What the task requires
Transcribe every entry word for word. Skip the pictures.

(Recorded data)
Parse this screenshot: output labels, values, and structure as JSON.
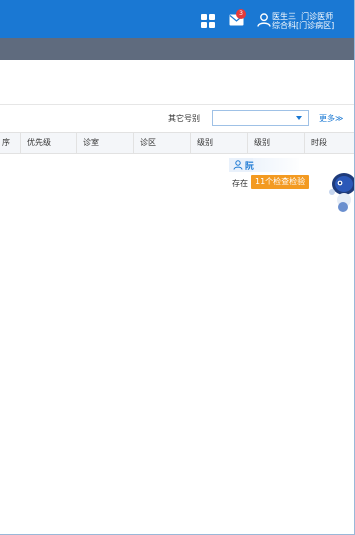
{
  "header": {
    "mail_badge_count": "3",
    "user_name": "医生三",
    "user_role": "门诊医师",
    "user_dept": "综合科[门诊病区]",
    "bg_color": "#1a78d3",
    "icons": [
      "apps-grid-icon",
      "mail-icon",
      "user-icon"
    ]
  },
  "filter": {
    "label": "其它号别",
    "select_value": "",
    "more_label": "更多≫"
  },
  "table": {
    "columns": [
      "序",
      "优先级",
      "诊室",
      "诊区",
      "级别",
      "级别",
      "时段"
    ]
  },
  "row": {
    "patient_name": "阮",
    "status_text": "存在",
    "tag_text": "11个检查检验",
    "tag_color": "#f39a21"
  }
}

Task result
Parse this screenshot: output labels, values, and structure as JSON.
{
  "header": {
    "mail_badge_count": "3",
    "user_name": "医生三",
    "user_role": "门诊医师",
    "user_dept": "综合科[门诊病区]",
    "bg_color": "#1a78d3",
    "icons": [
      "apps-grid-icon",
      "mail-icon",
      "user-icon"
    ]
  },
  "filter": {
    "label": "其它号别",
    "select_value": "",
    "more_label": "更多≫"
  },
  "table": {
    "columns": [
      "序",
      "优先级",
      "诊室",
      "诊区",
      "级别",
      "级别",
      "时段"
    ]
  },
  "row": {
    "patient_name": "阮",
    "status_text": "存在",
    "tag_text": "11个检查检验",
    "tag_color": "#f39a21"
  }
}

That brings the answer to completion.